◆ The problem ◆
Leave out the pictures and copy every record exactly.

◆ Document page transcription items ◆
--

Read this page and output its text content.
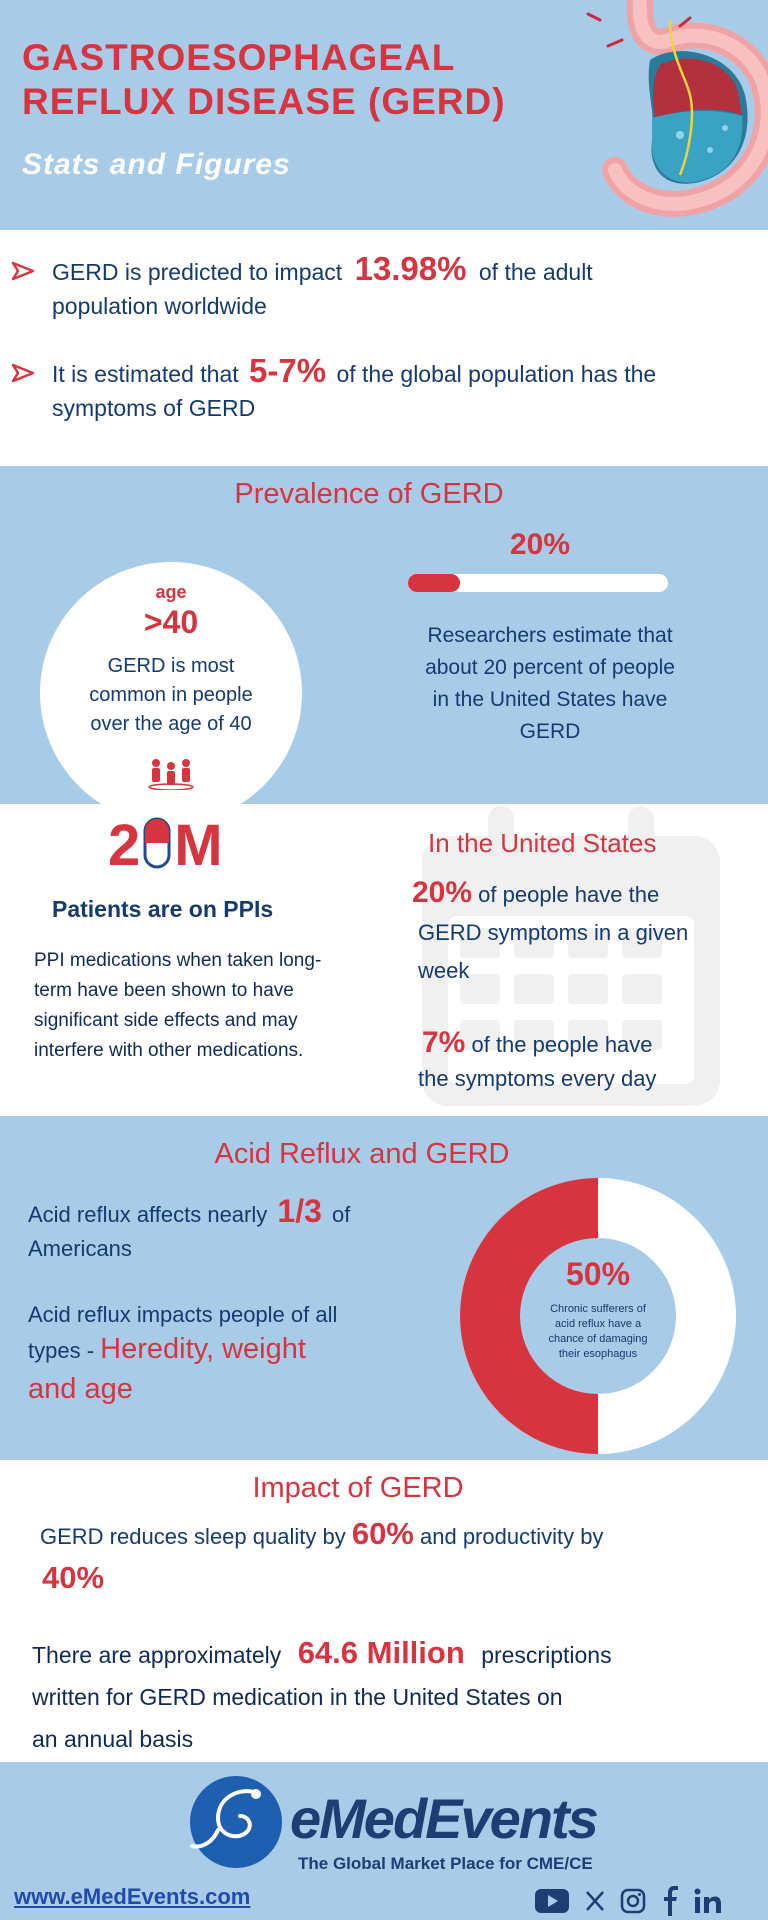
GASTROESOPHAGEAL
REFLUX DISEASE (GERD)
Stats and Figures
GERD is predicted to impact 13.98% of the adult
population worldwide
It is estimated that 5-7% of the global population has the
symptoms of GERD
Prevalence of GERD
age
>40
GERD is most
common in people
over the age of 40
20%
Researchers estimate that
about 20 percent of people
in the United States have
GERD
2 M
Patients are on PPIs
PPI medications when taken long-
term have been shown to have
significant side effects and may
interfere with other medications.
In the United States
20% of people have the
GERD symptoms in a given
week
7% of the people have
the symptoms every day
Acid Reflux and GERD
Acid reflux affects nearly 1/3 of
Americans
Acid reflux impacts people of all
types - Heredity, weight
and age
50%
Chronic sufferers of
acid reflux have a
chance of damaging
their esophagus
Impact of GERD
GERD reduces sleep quality by 60% and productivity by
40%
There are approximately 64.6 Million prescriptions
written for GERD medication in the United States on
an annual basis
eMedEvents
The Global Market Place for CME/CE
www.eMedEvents.com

--

◆ Answer section ◆
Read this page and output its text content.
GASTROESOPHAGEAL
REFLUX DISEASE (GERD)
Stats and Figures
GERD is predicted to impact 13.98% of the adult
population worldwide
It is estimated that 5-7% of the global population has the
symptoms of GERD
Prevalence of GERD
age
>40
GERD is most
common in people
over the age of 40
20%
Researchers estimate that
about 20 percent of people
in the United States have
GERD
2 M
Patients are on PPIs
PPI medications when taken long-
term have been shown to have
significant side effects and may
interfere with other medications.
In the United States
20% of people have the
GERD symptoms in a given
week
7% of the people have
the symptoms every day
Acid Reflux and GERD
Acid reflux affects nearly 1/3 of
Americans
Acid reflux impacts people of all
types - Heredity, weight
and age
50%
Chronic sufferers of
acid reflux have a
chance of damaging
their esophagus
Impact of GERD
GERD reduces sleep quality by 60% and productivity by
40%
There are approximately 64.6 Million prescriptions
written for GERD medication in the United States on
an annual basis
eMedEvents
The Global Market Place for CME/CE
www.eMedEvents.com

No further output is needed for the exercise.